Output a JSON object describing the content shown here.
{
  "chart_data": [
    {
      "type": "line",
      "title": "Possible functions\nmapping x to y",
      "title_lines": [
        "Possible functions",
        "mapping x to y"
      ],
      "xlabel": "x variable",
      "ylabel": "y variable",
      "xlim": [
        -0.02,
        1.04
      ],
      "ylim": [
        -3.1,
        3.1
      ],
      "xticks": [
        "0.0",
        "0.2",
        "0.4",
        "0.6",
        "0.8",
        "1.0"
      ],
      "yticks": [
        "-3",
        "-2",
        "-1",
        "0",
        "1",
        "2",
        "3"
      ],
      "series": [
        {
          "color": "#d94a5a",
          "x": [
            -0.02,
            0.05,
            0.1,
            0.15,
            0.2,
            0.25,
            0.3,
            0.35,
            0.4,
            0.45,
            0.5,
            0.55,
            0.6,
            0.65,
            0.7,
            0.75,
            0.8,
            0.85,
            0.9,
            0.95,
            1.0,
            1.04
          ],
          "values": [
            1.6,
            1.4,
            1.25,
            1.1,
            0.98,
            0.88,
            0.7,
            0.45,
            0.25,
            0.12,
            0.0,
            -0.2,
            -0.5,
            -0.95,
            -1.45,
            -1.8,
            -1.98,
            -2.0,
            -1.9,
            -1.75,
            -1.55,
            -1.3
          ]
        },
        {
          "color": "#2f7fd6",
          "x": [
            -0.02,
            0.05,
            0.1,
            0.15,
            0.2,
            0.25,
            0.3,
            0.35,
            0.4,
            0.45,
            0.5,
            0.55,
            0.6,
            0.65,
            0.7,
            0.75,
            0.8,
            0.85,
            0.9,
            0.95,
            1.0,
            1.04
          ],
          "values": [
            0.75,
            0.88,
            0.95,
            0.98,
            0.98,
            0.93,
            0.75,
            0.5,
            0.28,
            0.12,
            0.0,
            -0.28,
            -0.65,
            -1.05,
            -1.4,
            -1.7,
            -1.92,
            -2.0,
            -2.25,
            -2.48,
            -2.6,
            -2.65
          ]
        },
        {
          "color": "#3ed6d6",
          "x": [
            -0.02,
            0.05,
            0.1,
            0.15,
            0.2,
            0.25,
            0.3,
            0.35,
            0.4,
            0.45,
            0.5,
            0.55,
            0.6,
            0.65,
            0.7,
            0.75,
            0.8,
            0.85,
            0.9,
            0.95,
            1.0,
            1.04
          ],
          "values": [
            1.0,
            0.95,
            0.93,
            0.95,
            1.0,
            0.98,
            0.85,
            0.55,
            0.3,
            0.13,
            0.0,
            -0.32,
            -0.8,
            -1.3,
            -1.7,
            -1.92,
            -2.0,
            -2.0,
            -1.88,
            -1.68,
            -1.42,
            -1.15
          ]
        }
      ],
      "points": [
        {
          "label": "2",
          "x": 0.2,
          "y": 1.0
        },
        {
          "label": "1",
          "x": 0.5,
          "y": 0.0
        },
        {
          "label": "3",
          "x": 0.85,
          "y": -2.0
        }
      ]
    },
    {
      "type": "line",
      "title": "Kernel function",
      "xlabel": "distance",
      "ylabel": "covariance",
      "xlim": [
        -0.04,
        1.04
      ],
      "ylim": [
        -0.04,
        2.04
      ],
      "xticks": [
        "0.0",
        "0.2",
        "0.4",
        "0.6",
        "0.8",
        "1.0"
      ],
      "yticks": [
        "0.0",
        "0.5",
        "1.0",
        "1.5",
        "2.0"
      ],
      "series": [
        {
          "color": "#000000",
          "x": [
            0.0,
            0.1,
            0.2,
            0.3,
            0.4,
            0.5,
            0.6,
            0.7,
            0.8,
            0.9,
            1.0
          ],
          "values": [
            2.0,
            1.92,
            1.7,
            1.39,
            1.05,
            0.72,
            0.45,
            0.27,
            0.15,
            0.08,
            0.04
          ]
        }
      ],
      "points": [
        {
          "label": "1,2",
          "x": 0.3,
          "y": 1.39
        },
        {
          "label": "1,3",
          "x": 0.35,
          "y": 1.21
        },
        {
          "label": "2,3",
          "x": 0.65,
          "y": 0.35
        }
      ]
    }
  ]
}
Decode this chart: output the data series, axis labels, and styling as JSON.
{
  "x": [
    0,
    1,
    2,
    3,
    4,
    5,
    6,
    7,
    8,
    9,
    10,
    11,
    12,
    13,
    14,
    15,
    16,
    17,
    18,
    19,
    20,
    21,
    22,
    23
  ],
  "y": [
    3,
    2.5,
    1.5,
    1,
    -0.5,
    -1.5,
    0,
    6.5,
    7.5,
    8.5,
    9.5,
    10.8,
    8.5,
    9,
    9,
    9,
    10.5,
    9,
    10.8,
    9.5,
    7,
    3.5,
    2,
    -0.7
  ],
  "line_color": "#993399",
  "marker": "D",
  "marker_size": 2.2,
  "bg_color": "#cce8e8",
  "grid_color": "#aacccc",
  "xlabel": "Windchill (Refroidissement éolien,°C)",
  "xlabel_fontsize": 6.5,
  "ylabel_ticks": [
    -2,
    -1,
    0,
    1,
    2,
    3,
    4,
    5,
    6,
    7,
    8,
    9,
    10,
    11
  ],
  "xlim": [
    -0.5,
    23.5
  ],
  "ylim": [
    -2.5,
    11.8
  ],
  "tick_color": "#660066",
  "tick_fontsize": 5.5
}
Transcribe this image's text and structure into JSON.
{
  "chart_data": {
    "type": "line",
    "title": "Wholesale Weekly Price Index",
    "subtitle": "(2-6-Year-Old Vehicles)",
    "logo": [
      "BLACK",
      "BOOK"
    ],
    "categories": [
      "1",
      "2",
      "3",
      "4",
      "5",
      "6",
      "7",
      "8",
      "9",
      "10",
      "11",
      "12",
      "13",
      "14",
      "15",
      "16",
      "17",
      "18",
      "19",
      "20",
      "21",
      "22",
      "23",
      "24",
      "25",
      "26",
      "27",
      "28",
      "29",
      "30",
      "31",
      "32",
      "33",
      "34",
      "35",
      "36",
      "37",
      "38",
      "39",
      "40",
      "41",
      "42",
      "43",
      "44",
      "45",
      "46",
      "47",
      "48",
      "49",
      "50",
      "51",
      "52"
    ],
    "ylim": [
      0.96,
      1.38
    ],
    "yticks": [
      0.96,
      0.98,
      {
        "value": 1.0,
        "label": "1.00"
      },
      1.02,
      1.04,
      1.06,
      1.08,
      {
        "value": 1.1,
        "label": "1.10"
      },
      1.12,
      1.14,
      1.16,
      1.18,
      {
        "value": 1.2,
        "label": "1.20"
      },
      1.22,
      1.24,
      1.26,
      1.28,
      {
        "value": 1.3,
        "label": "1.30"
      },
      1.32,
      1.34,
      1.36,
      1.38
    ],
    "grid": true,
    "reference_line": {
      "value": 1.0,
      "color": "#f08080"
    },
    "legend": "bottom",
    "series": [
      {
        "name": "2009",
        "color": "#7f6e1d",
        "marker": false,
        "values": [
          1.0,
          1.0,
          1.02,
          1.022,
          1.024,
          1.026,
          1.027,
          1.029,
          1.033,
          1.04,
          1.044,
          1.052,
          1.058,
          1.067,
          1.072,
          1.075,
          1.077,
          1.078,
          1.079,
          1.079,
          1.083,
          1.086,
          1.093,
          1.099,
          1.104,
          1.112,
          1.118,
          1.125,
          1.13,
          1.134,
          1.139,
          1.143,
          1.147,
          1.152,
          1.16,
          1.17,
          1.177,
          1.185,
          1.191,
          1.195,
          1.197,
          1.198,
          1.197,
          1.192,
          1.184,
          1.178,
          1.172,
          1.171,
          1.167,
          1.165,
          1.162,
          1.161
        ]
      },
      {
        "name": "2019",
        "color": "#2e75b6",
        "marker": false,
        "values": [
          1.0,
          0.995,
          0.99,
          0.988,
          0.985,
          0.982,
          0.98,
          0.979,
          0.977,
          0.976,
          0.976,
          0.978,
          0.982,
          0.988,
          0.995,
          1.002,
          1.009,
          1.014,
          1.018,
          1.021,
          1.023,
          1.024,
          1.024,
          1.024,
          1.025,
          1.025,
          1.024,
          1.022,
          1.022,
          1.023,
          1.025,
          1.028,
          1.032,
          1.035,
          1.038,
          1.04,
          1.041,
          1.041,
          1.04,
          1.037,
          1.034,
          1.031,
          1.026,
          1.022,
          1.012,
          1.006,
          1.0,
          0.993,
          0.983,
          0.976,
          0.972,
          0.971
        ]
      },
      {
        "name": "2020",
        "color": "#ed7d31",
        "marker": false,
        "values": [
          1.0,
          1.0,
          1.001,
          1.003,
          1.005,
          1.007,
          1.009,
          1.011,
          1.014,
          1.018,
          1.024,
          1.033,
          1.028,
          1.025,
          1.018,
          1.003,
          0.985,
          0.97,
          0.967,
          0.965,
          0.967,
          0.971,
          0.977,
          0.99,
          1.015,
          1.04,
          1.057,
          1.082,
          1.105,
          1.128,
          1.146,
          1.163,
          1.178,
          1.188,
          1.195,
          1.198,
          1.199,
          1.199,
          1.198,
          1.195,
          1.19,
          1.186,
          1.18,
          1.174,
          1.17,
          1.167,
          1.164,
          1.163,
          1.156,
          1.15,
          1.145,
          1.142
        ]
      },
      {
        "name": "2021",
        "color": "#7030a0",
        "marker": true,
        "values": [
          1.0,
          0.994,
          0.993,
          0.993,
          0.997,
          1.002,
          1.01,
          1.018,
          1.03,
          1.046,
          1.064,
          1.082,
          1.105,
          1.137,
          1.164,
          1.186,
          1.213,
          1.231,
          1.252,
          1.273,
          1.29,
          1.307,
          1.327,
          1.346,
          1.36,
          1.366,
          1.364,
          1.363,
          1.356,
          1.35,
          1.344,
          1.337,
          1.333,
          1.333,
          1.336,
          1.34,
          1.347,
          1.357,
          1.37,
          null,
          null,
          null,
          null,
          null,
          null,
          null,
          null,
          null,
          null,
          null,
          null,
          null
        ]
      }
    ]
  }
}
****************
-- Problem statement --
Say how many lines have the string "functions" in them, offering no words beyond the number.

-- Output --
2